[Stored records]
* START *

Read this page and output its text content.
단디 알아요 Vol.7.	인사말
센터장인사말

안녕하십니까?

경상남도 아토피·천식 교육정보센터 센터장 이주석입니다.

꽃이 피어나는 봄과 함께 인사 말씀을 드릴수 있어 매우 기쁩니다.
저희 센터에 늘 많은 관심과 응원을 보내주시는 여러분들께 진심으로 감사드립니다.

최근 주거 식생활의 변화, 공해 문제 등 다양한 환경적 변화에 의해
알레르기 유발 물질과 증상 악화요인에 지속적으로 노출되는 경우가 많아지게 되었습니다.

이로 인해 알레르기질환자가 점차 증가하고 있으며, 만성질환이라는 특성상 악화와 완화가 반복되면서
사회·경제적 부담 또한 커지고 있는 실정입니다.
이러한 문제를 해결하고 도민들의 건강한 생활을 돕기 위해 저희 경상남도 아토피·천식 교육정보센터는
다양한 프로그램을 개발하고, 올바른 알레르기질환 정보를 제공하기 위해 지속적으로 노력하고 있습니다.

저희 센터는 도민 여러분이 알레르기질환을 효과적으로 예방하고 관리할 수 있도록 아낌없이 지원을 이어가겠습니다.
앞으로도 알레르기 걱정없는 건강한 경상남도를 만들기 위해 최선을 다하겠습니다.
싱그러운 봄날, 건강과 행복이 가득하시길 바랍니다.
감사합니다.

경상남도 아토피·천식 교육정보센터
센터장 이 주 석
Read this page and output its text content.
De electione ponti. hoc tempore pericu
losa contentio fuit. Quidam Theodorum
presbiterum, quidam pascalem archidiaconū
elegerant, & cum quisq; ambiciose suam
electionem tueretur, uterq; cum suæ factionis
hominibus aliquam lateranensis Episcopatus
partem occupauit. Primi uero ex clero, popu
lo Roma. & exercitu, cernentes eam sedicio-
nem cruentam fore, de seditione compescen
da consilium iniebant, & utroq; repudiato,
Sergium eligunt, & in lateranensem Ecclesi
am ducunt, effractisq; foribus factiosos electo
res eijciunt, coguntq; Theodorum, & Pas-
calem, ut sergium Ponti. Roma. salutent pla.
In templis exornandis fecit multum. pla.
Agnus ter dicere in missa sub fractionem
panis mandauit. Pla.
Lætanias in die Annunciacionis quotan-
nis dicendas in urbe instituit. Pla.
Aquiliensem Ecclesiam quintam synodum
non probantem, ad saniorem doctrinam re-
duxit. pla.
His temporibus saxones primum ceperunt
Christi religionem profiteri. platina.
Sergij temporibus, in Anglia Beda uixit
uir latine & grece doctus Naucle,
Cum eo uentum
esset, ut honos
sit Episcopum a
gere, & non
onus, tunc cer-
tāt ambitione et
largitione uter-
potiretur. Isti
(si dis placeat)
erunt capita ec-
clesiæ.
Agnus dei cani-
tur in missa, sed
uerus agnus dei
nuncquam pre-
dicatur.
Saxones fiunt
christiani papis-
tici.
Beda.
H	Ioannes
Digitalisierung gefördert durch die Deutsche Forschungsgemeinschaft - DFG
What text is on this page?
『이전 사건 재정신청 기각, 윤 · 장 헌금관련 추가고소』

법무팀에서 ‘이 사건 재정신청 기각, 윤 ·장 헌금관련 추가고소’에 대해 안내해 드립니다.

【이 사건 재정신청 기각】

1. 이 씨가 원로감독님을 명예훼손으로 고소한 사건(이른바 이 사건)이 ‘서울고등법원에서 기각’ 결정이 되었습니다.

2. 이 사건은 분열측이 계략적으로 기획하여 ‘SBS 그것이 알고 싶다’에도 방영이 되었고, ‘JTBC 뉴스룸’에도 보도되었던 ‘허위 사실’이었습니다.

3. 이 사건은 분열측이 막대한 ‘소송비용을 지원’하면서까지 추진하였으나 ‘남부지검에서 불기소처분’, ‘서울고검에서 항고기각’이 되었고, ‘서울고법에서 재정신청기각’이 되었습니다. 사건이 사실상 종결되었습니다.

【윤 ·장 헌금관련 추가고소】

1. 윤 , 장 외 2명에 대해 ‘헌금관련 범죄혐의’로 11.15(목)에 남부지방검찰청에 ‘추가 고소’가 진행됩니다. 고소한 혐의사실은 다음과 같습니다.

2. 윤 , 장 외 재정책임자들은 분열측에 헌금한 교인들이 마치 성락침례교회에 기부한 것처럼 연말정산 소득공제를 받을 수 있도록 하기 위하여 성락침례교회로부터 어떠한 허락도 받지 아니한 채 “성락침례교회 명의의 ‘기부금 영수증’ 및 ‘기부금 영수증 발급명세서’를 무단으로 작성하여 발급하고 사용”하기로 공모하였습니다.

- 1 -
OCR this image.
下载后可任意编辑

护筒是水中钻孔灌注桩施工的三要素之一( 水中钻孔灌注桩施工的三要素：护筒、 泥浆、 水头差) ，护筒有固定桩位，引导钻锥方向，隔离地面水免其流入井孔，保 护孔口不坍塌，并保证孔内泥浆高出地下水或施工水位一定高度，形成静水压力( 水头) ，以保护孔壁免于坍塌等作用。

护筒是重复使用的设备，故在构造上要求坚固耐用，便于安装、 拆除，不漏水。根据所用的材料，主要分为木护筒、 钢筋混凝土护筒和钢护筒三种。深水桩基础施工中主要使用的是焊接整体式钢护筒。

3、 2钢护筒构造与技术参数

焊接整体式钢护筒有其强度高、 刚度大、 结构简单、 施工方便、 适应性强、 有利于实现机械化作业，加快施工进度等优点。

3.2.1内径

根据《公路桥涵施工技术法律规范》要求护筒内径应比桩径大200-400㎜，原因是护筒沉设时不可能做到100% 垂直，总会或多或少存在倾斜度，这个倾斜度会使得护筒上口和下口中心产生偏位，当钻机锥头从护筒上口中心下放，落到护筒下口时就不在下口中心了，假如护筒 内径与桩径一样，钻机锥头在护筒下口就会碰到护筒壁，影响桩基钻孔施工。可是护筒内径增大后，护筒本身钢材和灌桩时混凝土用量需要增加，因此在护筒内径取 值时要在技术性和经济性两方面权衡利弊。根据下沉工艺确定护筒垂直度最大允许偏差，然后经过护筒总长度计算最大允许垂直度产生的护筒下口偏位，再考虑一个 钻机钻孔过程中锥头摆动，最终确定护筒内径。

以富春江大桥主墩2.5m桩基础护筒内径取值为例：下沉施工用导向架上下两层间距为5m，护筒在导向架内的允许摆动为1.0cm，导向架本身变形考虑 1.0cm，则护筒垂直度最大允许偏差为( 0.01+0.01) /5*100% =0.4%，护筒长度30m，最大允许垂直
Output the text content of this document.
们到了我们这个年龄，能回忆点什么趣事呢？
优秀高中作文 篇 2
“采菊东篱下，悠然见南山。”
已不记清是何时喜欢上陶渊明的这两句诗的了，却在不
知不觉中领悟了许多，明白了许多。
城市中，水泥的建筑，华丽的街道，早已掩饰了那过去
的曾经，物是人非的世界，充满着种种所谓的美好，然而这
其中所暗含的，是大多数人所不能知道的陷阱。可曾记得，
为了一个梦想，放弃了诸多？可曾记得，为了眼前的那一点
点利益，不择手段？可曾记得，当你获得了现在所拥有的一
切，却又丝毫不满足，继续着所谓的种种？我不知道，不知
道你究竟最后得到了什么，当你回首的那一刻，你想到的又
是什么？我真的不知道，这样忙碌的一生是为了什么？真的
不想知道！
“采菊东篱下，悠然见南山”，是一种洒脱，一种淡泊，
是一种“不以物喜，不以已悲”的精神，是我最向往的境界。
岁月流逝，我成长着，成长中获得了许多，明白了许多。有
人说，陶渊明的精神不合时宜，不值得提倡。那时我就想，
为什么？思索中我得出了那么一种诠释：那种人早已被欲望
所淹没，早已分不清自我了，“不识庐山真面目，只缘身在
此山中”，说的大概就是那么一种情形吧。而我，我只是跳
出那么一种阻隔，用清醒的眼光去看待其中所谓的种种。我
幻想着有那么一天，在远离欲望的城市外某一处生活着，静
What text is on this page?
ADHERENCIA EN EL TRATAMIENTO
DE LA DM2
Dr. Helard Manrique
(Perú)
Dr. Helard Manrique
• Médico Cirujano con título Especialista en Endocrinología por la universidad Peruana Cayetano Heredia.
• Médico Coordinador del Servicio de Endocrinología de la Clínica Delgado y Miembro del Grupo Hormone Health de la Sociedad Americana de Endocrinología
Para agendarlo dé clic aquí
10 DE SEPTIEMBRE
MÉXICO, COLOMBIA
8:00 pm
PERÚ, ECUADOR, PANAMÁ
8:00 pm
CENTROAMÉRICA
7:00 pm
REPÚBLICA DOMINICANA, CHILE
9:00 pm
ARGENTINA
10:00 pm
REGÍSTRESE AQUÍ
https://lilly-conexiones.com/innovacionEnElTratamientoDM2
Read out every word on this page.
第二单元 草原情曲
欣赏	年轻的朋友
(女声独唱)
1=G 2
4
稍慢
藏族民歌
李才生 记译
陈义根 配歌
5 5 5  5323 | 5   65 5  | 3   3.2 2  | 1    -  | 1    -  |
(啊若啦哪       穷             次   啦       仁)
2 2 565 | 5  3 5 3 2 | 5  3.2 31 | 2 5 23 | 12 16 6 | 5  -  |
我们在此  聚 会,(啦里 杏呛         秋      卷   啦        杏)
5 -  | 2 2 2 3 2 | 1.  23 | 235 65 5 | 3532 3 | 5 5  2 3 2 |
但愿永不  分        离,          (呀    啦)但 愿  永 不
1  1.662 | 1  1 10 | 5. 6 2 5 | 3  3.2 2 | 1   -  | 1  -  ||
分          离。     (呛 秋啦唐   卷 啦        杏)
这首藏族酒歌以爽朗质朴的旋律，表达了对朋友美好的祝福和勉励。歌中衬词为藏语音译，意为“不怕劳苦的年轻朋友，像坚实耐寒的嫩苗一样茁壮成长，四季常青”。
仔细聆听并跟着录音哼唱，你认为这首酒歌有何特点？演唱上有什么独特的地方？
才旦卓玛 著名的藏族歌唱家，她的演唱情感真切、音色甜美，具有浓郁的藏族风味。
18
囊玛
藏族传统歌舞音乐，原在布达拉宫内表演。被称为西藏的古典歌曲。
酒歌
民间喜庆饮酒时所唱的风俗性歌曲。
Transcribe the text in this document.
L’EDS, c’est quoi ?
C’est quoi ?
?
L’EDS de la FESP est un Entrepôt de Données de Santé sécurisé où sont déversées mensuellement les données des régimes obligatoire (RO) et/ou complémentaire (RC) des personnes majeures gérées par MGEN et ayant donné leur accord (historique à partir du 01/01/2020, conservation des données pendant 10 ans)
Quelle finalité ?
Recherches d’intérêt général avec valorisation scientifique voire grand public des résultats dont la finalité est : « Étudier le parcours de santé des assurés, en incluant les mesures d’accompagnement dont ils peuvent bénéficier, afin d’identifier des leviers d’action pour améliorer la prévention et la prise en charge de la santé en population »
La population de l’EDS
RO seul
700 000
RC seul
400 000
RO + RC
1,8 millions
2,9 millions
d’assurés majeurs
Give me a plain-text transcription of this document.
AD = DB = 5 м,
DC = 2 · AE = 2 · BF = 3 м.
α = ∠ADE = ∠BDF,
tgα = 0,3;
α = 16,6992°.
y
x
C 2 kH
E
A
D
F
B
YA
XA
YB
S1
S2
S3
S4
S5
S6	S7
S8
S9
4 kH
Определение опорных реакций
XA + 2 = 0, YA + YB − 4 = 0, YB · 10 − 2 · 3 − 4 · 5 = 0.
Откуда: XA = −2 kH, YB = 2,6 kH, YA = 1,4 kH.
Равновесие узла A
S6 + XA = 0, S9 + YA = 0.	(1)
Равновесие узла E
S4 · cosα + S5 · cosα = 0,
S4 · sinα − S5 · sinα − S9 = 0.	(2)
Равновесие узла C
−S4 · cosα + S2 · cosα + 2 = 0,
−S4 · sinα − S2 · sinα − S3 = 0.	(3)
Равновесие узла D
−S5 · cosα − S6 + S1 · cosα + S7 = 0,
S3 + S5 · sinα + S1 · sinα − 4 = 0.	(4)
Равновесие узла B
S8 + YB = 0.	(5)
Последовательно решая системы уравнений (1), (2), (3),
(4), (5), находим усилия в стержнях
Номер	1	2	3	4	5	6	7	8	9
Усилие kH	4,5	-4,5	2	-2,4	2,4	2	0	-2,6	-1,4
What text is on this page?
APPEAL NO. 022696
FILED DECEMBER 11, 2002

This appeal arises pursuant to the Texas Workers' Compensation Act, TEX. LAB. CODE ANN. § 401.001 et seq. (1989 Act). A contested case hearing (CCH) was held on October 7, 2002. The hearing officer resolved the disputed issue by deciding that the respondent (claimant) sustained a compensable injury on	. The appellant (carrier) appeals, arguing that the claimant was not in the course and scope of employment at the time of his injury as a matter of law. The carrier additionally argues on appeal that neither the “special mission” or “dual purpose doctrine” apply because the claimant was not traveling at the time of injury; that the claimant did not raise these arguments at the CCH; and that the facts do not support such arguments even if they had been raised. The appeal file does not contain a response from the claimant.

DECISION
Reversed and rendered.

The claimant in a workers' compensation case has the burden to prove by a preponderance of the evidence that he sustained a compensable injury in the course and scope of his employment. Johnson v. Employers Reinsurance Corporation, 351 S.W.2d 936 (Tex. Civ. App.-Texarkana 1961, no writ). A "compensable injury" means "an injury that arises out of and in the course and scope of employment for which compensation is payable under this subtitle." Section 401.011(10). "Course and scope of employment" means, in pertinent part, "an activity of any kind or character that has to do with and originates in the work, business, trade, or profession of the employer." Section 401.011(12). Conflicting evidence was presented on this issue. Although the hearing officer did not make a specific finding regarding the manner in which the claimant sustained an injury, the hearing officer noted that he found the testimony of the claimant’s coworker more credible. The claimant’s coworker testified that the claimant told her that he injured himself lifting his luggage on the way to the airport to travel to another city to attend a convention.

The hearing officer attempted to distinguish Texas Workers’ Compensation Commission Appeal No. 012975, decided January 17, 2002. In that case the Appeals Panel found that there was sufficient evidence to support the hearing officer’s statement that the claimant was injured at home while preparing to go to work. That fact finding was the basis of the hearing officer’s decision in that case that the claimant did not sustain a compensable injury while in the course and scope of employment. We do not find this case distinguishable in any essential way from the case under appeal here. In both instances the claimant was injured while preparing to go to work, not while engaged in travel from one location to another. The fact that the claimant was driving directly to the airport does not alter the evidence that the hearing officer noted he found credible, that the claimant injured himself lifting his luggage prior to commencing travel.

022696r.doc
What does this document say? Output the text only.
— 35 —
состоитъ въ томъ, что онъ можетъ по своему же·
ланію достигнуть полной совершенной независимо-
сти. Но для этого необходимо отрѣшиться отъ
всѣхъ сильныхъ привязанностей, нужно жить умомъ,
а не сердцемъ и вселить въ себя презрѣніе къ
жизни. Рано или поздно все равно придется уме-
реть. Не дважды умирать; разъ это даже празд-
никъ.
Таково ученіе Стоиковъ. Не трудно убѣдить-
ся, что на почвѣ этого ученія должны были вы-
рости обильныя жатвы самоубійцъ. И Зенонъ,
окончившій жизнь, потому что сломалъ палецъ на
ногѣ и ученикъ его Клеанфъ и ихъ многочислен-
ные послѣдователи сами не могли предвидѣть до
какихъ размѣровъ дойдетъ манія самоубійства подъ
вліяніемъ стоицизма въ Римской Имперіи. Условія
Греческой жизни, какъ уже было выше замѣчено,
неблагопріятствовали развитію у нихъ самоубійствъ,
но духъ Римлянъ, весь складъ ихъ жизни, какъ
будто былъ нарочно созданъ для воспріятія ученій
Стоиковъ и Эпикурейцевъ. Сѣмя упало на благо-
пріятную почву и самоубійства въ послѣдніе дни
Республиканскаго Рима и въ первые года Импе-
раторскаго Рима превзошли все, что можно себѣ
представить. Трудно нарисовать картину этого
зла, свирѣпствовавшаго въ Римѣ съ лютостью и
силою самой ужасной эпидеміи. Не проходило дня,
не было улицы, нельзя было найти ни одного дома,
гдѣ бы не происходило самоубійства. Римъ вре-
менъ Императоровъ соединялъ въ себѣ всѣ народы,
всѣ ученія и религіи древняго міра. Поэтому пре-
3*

* END *

# WORK REQUIRED:
Out of the records, collect only those lines that contain the string "Стоиковъ".

# ANSWER FOR THE TASK:
Таково ученіе Стоиковъ. Не трудно убѣдить-
Стоиковъ и Эпикурейцевъ. Сѣмя упало на благо-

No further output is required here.